## Given problem
Locate each line of the material that contains "добавления", then return it.

## Dataset items

- - - - - - -

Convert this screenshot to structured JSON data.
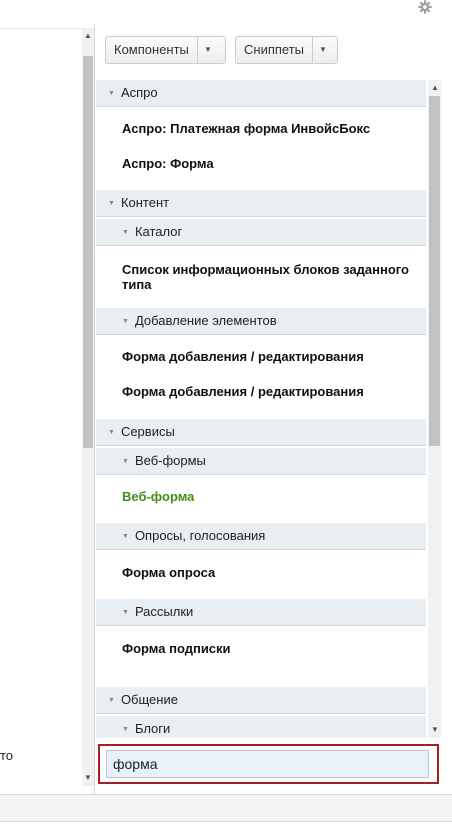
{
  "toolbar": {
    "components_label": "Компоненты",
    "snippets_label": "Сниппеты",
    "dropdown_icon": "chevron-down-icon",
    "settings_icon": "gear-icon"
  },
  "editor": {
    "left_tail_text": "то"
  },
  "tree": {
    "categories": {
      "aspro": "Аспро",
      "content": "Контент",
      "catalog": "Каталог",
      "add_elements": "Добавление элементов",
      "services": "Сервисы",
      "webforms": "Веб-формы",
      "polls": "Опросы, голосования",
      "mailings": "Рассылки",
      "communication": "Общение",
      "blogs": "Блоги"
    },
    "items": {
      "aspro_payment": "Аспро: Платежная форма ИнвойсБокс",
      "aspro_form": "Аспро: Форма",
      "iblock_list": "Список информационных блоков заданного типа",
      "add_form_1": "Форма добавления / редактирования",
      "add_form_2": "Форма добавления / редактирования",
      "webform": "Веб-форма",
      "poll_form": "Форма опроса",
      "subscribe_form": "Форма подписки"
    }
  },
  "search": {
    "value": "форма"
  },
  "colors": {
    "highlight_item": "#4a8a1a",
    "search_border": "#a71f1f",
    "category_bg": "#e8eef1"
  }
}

- - - - - - -

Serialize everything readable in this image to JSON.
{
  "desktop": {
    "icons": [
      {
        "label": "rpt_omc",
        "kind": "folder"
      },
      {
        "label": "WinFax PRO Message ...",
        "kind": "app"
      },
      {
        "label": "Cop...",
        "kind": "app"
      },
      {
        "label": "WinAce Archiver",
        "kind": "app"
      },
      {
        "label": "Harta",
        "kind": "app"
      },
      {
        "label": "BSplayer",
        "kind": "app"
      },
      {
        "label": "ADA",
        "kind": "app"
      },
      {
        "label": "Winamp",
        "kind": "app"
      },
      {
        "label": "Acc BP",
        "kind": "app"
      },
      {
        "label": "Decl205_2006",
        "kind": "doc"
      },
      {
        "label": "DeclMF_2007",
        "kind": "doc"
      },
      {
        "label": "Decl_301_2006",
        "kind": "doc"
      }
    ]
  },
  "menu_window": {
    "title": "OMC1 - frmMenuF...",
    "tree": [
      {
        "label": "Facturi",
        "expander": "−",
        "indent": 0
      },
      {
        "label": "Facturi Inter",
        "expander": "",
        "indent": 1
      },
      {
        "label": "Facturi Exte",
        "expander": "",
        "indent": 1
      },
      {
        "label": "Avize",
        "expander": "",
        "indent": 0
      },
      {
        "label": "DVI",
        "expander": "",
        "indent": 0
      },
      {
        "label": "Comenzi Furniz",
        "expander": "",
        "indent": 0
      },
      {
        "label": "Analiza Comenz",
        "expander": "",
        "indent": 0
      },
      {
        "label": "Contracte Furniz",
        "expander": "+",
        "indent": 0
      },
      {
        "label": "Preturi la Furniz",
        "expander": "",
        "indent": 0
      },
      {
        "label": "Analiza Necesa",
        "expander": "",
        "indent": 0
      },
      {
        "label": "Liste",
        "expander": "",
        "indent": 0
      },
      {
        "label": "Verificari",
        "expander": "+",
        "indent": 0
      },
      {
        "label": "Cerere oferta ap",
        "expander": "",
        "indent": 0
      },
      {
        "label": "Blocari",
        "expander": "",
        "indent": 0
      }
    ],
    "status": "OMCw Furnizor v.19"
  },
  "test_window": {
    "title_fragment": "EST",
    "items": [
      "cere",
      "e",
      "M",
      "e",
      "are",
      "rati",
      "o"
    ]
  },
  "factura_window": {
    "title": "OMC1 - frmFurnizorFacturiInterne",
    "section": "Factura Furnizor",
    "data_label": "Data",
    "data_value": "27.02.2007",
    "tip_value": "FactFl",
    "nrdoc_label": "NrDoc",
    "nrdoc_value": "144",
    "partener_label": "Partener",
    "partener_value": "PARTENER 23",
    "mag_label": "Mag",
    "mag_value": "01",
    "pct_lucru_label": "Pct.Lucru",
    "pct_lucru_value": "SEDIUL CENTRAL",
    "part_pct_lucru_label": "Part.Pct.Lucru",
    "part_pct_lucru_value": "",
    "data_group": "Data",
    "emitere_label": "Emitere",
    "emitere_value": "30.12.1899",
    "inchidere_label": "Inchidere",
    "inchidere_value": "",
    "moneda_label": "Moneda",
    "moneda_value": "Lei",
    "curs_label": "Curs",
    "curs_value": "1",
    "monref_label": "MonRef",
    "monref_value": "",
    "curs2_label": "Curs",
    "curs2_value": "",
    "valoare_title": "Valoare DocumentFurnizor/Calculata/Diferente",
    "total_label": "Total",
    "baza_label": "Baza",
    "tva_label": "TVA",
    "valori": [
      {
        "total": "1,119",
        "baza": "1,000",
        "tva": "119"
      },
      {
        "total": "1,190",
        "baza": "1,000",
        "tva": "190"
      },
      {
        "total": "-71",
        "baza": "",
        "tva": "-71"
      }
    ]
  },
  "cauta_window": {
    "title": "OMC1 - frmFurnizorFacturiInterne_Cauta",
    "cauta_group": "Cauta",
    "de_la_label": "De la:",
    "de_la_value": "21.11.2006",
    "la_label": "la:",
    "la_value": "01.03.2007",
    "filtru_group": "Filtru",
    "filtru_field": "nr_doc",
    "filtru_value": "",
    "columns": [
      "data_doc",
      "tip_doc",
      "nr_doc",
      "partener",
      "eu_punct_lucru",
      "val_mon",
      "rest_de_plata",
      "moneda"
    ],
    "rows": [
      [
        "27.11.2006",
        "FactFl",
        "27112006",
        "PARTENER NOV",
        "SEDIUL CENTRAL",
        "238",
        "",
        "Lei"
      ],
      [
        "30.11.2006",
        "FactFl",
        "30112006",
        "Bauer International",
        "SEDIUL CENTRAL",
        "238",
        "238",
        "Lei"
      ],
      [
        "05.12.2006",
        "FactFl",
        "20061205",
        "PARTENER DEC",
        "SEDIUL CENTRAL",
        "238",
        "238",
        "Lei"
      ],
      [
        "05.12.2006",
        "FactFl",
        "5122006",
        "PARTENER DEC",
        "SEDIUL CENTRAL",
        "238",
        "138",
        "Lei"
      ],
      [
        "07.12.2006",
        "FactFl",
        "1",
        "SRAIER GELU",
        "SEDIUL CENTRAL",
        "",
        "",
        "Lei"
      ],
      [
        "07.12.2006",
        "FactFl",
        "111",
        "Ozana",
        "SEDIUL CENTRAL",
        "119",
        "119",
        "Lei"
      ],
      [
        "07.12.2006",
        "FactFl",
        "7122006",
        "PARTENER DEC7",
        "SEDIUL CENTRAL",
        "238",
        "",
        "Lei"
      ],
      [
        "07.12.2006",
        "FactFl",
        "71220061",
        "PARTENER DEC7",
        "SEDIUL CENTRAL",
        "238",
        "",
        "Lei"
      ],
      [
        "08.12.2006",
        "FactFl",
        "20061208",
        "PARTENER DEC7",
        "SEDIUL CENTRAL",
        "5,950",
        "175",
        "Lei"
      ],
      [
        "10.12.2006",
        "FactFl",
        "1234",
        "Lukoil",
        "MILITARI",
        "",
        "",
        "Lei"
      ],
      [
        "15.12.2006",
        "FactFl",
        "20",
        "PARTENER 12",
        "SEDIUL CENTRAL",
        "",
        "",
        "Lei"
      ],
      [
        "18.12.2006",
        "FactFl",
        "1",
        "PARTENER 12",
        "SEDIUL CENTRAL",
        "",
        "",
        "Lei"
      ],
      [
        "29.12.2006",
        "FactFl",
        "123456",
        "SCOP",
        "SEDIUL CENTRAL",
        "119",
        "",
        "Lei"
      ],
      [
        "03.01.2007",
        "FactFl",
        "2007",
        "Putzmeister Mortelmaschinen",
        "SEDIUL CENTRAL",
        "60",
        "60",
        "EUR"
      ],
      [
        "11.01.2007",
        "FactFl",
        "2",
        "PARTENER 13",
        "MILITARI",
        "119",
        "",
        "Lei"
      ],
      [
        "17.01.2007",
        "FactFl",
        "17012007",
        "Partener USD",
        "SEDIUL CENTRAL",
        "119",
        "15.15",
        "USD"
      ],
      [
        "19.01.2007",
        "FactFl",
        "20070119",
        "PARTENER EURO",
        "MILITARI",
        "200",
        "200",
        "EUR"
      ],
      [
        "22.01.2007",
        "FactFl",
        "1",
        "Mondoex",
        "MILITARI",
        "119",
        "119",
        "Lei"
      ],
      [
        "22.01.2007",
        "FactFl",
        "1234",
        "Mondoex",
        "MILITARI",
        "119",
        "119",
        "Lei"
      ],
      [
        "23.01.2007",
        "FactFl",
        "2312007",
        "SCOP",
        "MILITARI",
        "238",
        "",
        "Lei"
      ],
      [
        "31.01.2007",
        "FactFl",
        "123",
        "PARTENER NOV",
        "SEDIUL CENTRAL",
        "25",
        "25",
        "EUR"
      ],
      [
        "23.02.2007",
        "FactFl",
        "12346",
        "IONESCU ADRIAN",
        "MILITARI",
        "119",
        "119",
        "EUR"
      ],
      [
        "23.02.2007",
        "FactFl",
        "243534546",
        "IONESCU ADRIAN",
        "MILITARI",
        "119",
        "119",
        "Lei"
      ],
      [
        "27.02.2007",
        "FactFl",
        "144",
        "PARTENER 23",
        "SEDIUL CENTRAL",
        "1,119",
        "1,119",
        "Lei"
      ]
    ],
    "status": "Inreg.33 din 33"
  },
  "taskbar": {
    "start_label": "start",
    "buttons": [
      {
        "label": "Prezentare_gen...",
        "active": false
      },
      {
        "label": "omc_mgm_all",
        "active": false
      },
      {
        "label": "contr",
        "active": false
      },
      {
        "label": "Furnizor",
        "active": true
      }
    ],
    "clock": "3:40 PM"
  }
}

- - - - - - -

## Full response
      "add_form_1": "Форма добавления / редактирования",
      "add_form_2": "Форма добавления / редактирования",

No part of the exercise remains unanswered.